What is required
Write out the whole listing again, exactly as given.

Data excerpts:

________

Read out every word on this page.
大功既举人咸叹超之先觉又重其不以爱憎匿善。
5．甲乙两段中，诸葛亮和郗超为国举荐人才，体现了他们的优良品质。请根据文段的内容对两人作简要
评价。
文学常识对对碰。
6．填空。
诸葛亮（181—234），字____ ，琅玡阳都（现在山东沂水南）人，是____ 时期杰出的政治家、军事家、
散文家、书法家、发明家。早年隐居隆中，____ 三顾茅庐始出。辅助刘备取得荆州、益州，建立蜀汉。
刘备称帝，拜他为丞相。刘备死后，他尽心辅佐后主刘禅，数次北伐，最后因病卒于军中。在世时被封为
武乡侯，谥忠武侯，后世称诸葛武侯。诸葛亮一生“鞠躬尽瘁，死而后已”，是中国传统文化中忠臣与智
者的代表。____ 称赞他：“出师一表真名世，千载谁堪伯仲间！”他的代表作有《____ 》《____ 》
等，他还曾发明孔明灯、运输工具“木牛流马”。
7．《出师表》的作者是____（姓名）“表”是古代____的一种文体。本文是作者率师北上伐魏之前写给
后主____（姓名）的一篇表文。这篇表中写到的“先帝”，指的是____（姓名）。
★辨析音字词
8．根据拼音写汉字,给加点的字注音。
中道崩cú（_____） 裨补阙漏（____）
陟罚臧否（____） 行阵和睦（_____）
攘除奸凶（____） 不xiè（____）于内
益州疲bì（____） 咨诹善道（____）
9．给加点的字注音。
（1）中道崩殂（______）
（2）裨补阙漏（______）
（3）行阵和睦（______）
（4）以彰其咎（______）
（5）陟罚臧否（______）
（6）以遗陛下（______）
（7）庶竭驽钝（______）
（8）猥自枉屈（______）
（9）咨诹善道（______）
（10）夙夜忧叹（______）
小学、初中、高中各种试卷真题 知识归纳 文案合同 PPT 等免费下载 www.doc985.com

________

Expected answer
Read out every word on this page.
大功既举人咸叹超之先觉又重其不以爱憎匿善。
5．甲乙两段中，诸葛亮和郗超为国举荐人才，体现了他们的优良品质。请根据文段的内容对两人作简要
评价。
文学常识对对碰。
6．填空。
诸葛亮（181—234），字____ ，琅玡阳都（现在山东沂水南）人，是____ 时期杰出的政治家、军事家、
散文家、书法家、发明家。早年隐居隆中，____ 三顾茅庐始出。辅助刘备取得荆州、益州，建立蜀汉。
刘备称帝，拜他为丞相。刘备死后，他尽心辅佐后主刘禅，数次北伐，最后因病卒于军中。在世时被封为
武乡侯，谥忠武侯，后世称诸葛武侯。诸葛亮一生“鞠躬尽瘁，死而后已”，是中国传统文化中忠臣与智
者的代表。____ 称赞他：“出师一表真名世，千载谁堪伯仲间！”他的代表作有《____ 》《____ 》
等，他还曾发明孔明灯、运输工具“木牛流马”。
7．《出师表》的作者是____（姓名）“表”是古代____的一种文体。本文是作者率师北上伐魏之前写给
后主____（姓名）的一篇表文。这篇表中写到的“先帝”，指的是____（姓名）。
★辨析音字词
8．根据拼音写汉字,给加点的字注音。
中道崩cú（_____） 裨补阙漏（____）
陟罚臧否（____） 行阵和睦（_____）
攘除奸凶（____） 不xiè（____）于内
益州疲bì（____） 咨诹善道（____）
9．给加点的字注音。
（1）中道崩殂（______）
（2）裨补阙漏（______）
（3）行阵和睦（______）
（4）以彰其咎（______）
（5）陟罚臧否（______）
（6）以遗陛下（______）
（7）庶竭驽钝（______）
（8）猥自枉屈（______）
（9）咨诹善道（______）
（10）夙夜忧叹（______）
小学、初中、高中各种试卷真题 知识归纳 文案合同 PPT 等免费下载 www.doc985.com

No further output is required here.